REQUEST: Find the lines with the string "name" and return them.

DATASET ENTRIES:
------
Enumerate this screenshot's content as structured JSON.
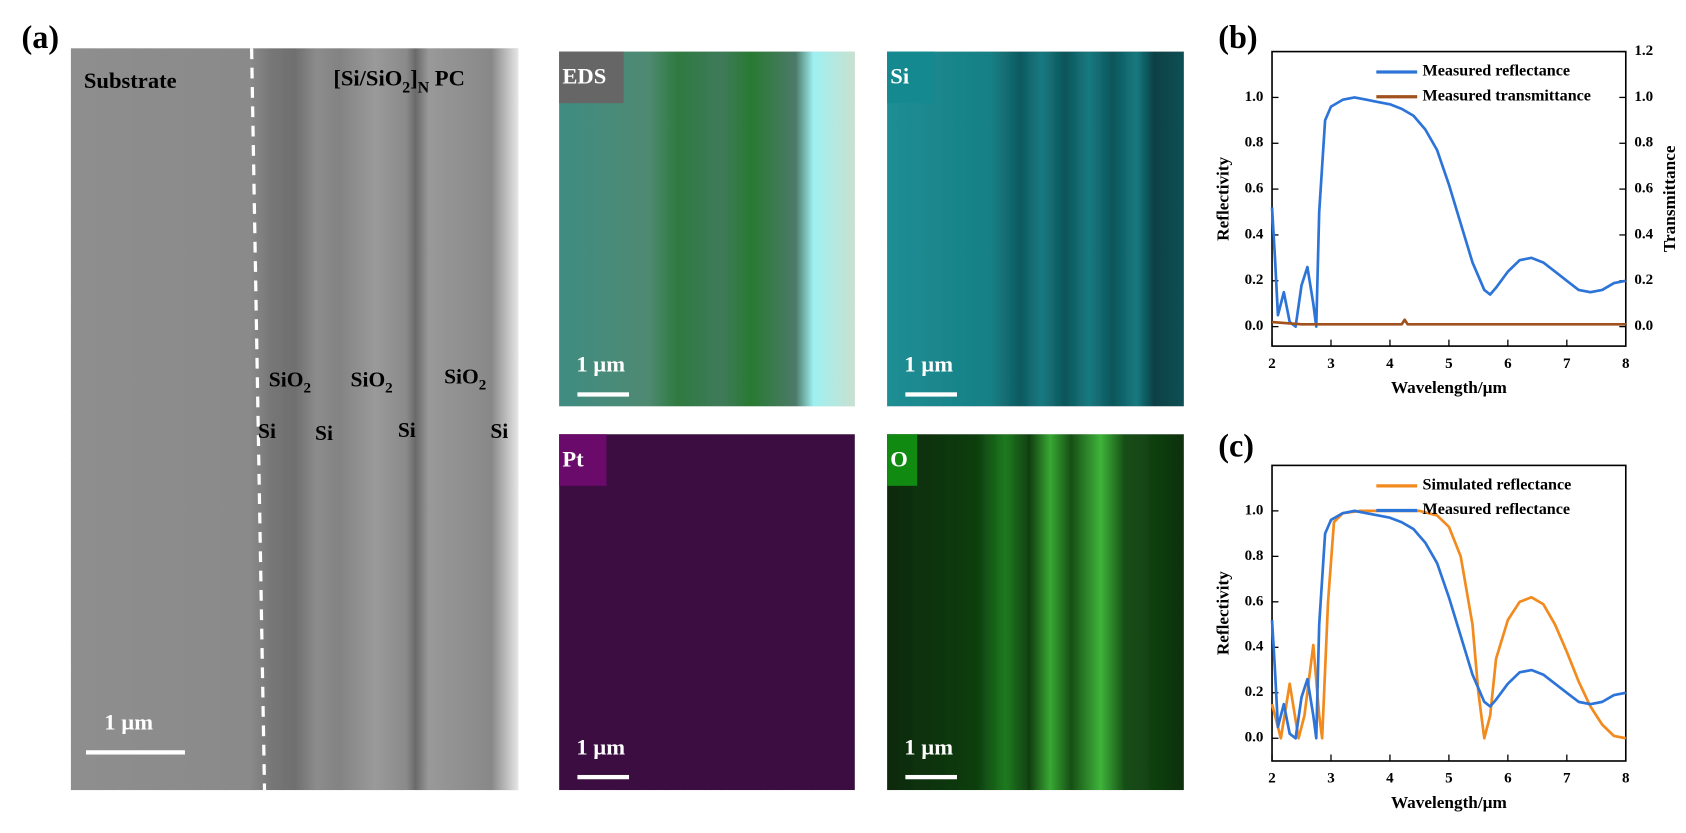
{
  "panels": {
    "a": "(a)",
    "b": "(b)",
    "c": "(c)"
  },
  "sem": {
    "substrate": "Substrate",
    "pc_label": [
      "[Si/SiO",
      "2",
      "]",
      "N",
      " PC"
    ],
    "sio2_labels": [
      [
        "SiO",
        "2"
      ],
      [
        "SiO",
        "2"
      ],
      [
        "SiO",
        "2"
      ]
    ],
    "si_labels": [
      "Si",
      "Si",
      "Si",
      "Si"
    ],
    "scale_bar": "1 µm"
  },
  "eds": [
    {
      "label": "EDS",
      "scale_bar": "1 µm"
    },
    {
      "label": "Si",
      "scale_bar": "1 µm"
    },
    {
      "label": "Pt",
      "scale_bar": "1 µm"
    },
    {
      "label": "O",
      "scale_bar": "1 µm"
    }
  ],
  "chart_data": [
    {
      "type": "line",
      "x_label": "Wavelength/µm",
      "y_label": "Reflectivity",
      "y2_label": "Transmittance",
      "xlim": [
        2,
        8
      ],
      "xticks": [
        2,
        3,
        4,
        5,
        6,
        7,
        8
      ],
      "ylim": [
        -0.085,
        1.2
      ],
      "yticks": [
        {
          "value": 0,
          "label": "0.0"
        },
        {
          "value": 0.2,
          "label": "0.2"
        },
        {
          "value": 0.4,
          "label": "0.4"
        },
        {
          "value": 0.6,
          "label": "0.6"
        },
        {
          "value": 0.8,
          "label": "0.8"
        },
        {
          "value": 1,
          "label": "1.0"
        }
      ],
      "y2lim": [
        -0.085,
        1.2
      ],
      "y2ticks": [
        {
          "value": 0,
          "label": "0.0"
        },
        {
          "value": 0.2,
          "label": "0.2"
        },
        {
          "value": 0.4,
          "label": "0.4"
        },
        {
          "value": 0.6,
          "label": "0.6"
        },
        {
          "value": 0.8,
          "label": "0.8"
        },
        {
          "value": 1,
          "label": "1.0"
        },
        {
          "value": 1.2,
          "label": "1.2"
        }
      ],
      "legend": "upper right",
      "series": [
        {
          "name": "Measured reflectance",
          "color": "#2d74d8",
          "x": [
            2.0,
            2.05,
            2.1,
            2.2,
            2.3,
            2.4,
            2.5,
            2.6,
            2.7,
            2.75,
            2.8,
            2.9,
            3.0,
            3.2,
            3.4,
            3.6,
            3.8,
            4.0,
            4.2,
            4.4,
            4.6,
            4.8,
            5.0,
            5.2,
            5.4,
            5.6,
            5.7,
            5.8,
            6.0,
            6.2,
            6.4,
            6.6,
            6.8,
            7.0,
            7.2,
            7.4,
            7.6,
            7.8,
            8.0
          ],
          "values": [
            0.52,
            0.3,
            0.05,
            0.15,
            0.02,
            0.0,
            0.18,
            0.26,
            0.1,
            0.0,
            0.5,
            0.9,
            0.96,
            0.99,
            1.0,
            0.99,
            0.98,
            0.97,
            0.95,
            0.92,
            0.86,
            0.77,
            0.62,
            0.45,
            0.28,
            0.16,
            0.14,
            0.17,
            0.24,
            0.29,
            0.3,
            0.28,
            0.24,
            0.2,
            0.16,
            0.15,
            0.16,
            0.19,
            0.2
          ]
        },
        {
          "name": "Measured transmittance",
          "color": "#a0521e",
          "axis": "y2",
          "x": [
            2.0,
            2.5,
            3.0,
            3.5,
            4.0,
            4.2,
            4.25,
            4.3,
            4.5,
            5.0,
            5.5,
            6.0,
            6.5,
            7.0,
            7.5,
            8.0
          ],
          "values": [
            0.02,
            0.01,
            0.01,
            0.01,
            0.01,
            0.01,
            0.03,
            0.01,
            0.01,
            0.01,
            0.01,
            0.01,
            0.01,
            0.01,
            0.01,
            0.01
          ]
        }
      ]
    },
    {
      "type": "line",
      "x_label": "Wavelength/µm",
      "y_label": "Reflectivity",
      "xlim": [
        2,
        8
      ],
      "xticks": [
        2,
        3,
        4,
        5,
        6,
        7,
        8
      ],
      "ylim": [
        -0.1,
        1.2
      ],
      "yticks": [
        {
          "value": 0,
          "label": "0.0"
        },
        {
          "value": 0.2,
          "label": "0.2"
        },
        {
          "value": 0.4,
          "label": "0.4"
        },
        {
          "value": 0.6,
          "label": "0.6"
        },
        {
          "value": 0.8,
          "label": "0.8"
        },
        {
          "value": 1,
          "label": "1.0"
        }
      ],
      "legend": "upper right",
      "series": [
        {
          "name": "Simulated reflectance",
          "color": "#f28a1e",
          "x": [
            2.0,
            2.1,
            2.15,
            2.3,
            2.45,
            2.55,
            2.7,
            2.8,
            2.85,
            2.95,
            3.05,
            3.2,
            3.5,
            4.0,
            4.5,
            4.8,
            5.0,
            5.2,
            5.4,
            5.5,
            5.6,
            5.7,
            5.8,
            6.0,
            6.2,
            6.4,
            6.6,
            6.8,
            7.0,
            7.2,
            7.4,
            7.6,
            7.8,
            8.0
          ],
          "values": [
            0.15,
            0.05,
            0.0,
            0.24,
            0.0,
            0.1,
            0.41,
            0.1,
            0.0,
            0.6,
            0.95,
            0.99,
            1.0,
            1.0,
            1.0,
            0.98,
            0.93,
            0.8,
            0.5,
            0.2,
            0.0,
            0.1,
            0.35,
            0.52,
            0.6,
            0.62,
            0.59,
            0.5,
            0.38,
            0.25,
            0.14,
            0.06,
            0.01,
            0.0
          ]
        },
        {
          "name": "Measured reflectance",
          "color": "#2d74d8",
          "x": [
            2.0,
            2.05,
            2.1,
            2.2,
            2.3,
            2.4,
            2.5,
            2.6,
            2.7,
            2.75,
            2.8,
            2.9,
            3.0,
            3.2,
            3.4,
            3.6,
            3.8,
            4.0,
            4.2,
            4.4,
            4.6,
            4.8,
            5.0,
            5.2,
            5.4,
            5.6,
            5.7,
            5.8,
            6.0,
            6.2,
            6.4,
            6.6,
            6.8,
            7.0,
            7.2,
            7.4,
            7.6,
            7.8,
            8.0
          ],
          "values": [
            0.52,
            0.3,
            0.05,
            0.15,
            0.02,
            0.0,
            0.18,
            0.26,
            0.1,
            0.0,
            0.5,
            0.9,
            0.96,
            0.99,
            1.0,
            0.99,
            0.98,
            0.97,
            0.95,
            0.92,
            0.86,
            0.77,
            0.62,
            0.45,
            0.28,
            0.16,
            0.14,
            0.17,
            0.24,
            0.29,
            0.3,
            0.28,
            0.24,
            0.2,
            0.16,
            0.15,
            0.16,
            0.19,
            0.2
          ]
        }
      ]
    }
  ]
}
------
FULL SOLUTION:
          "name": "Measured reflectance",
          "name": "Measured transmittance",
          "name": "Simulated reflectance",
          "name": "Measured reflectance",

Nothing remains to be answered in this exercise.